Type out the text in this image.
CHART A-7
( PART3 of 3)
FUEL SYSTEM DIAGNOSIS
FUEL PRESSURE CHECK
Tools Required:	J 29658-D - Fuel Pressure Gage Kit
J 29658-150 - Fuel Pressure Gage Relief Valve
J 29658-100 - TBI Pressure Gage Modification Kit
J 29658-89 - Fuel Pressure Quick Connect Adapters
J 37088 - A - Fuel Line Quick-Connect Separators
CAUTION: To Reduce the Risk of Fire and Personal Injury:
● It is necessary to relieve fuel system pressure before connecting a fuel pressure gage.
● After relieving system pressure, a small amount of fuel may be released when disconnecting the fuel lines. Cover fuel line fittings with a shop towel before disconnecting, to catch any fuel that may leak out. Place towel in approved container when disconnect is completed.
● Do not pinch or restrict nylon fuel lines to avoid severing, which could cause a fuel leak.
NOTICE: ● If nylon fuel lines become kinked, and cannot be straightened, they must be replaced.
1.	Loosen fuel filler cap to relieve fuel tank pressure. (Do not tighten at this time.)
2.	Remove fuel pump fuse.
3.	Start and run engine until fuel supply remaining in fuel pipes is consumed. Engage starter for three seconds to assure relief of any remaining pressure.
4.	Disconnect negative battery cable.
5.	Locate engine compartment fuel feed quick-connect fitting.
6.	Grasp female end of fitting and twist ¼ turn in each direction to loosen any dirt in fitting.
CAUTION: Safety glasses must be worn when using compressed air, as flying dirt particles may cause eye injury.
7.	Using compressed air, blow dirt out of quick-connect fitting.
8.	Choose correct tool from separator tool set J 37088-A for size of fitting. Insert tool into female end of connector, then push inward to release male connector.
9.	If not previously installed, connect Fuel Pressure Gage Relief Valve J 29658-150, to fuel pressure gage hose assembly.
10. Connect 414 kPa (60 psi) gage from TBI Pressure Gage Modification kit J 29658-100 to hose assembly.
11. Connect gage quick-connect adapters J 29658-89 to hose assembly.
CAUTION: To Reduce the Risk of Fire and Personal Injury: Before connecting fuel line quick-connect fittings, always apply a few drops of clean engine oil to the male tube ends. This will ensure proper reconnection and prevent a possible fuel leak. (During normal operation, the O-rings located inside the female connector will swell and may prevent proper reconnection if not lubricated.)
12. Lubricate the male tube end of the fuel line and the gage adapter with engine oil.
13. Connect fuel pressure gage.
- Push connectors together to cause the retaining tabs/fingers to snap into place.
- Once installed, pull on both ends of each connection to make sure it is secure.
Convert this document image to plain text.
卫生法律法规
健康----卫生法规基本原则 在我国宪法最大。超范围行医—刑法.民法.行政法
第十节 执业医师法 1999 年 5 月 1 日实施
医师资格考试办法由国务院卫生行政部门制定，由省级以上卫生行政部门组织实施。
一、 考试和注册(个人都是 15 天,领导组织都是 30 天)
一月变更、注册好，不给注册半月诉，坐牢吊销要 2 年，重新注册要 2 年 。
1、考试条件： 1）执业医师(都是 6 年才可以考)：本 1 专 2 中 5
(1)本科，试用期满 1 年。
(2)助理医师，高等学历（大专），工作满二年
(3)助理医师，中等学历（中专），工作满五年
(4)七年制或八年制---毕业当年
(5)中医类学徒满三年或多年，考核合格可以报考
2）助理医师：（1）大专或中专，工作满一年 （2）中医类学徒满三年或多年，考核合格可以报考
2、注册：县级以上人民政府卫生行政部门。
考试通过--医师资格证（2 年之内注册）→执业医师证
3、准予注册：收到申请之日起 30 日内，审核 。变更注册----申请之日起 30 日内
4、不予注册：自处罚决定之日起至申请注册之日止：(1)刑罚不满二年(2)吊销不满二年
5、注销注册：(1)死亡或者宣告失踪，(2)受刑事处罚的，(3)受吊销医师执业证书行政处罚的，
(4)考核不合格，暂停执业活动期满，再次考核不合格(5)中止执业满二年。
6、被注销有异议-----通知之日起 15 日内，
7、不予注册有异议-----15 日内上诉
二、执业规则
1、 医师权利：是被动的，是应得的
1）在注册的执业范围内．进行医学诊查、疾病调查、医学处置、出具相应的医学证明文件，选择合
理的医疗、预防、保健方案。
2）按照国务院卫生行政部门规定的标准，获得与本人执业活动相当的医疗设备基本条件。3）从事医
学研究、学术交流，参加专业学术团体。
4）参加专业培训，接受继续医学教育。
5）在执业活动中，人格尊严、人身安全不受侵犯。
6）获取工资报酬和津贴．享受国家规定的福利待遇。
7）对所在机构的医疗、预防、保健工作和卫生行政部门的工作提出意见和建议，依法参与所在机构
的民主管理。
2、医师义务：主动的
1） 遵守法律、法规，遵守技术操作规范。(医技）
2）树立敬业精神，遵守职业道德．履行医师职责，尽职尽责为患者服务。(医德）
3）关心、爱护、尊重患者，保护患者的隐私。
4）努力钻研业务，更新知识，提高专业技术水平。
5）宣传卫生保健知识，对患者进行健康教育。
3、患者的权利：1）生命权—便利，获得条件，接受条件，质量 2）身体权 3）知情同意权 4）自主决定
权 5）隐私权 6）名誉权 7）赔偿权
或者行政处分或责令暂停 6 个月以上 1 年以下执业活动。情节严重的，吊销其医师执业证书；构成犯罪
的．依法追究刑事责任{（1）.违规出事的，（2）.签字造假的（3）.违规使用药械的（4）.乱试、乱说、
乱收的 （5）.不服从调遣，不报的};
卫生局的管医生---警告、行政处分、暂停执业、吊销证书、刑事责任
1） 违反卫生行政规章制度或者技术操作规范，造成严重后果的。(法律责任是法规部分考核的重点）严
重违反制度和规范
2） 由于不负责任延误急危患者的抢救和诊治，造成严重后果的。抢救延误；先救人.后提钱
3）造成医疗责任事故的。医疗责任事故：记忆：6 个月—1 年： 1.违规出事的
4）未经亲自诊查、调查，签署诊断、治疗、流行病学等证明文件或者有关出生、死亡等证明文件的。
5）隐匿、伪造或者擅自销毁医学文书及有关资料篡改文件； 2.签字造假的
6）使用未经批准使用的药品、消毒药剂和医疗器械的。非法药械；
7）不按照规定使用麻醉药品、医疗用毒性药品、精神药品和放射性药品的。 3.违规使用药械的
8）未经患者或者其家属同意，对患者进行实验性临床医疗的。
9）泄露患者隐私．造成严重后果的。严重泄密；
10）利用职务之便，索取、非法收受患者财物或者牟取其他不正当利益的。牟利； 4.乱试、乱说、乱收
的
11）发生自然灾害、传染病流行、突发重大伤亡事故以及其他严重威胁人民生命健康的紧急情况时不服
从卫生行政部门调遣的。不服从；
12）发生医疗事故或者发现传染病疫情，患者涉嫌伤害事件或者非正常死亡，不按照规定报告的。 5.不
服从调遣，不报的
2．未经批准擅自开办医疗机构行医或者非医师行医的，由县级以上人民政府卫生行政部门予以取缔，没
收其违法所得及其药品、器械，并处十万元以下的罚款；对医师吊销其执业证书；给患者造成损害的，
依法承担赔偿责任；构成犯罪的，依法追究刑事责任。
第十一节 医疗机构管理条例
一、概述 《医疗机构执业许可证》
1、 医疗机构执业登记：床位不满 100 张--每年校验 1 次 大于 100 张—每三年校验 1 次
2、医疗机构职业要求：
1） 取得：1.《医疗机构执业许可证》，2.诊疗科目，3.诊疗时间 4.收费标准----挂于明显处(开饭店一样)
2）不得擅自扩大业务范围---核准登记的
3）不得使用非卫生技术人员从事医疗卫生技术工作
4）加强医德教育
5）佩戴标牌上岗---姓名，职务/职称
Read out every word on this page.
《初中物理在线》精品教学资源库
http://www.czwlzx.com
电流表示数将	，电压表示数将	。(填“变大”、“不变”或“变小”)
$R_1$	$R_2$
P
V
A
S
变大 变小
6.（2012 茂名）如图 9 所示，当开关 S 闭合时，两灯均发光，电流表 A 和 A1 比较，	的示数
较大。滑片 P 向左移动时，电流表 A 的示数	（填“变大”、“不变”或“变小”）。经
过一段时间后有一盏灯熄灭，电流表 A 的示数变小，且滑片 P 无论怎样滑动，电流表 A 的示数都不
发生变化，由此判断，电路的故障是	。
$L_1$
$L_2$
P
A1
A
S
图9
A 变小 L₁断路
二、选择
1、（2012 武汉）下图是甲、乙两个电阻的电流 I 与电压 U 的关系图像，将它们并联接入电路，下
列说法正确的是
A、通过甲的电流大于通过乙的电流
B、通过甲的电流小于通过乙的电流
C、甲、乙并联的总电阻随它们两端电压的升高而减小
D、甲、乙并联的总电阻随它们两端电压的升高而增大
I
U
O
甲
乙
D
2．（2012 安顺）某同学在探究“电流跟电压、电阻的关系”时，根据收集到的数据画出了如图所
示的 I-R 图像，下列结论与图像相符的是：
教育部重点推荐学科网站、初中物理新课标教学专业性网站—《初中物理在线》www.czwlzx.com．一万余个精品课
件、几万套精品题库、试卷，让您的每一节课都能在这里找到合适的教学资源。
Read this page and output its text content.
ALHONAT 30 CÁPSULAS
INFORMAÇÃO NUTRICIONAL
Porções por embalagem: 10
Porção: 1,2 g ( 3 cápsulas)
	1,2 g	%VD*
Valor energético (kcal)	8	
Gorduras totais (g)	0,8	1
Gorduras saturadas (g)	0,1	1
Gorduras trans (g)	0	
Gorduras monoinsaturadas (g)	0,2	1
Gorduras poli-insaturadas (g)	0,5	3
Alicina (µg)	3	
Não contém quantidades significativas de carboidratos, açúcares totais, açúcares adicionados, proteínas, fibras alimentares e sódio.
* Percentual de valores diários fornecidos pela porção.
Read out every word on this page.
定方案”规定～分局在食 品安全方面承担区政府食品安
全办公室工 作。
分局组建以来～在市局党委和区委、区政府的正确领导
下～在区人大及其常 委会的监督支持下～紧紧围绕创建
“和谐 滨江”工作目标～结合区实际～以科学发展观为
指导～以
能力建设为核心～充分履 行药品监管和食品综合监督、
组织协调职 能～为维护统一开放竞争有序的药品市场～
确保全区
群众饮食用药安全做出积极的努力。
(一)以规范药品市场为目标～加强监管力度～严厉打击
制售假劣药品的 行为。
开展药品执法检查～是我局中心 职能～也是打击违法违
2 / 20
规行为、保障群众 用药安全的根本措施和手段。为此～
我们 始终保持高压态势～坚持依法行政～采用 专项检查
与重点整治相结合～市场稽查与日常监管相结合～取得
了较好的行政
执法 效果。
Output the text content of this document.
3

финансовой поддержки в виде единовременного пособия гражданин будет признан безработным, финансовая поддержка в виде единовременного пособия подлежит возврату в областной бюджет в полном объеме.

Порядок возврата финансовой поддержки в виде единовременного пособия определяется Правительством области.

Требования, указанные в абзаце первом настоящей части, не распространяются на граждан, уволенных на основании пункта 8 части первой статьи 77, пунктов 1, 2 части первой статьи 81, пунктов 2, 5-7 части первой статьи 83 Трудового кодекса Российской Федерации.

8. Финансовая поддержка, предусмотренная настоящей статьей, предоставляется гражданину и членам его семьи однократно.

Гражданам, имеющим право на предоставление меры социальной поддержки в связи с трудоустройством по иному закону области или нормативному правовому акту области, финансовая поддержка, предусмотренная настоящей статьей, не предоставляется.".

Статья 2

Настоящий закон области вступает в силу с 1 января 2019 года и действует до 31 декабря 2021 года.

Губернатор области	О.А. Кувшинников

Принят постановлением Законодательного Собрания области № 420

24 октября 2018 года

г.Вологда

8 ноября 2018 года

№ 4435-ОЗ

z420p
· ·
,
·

***

▶ _Problem to work on_: Each line in the entries above that includes the string "考核合格可以报考" should be extracted.

▶ _The reply_:
(5)中医类学徒满三年或多年，考核合格可以报考
2）助理医师：（1）大专或中专，工作满一年 （2）中医类学徒满三年或多年，考核合格可以报考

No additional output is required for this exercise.